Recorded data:
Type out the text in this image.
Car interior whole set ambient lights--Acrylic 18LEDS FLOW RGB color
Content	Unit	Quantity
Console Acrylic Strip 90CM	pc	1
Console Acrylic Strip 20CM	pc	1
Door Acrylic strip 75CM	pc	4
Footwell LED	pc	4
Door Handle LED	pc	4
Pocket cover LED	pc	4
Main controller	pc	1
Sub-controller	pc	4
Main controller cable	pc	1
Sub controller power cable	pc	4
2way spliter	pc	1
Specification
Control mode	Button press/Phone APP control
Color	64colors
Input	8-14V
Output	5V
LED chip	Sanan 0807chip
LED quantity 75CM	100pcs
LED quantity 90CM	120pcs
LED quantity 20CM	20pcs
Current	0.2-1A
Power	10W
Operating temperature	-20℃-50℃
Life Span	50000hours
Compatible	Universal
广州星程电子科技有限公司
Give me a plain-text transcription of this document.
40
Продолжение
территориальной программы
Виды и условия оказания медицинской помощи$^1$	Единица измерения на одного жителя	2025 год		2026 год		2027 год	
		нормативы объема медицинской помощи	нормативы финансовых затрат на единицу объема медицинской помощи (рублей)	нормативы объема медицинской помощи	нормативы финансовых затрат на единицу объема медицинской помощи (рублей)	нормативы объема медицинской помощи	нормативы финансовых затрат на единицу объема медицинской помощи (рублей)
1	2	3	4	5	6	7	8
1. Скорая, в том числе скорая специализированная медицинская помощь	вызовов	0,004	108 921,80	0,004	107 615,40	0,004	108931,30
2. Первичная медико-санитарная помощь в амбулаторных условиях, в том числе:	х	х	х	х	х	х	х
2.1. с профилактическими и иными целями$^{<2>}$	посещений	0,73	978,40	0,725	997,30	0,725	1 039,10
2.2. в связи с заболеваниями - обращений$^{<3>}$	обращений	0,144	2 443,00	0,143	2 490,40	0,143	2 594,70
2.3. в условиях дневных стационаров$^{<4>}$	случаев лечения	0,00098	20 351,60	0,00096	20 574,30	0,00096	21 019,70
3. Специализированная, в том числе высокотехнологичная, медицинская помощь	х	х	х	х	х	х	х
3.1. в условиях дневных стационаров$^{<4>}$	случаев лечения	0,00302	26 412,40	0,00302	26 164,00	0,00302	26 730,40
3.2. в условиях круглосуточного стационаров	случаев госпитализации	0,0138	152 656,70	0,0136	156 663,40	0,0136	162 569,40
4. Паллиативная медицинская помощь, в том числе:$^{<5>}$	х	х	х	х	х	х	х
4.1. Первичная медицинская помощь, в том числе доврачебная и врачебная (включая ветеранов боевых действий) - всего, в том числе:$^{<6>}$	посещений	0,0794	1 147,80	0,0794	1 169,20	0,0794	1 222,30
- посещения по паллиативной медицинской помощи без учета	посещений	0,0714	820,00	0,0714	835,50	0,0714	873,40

■ YOUR GOAL ■
Every line that holds the word "дневных" counts once; state the total number of such lines and nothing else.

■ THE ANSWER ■
2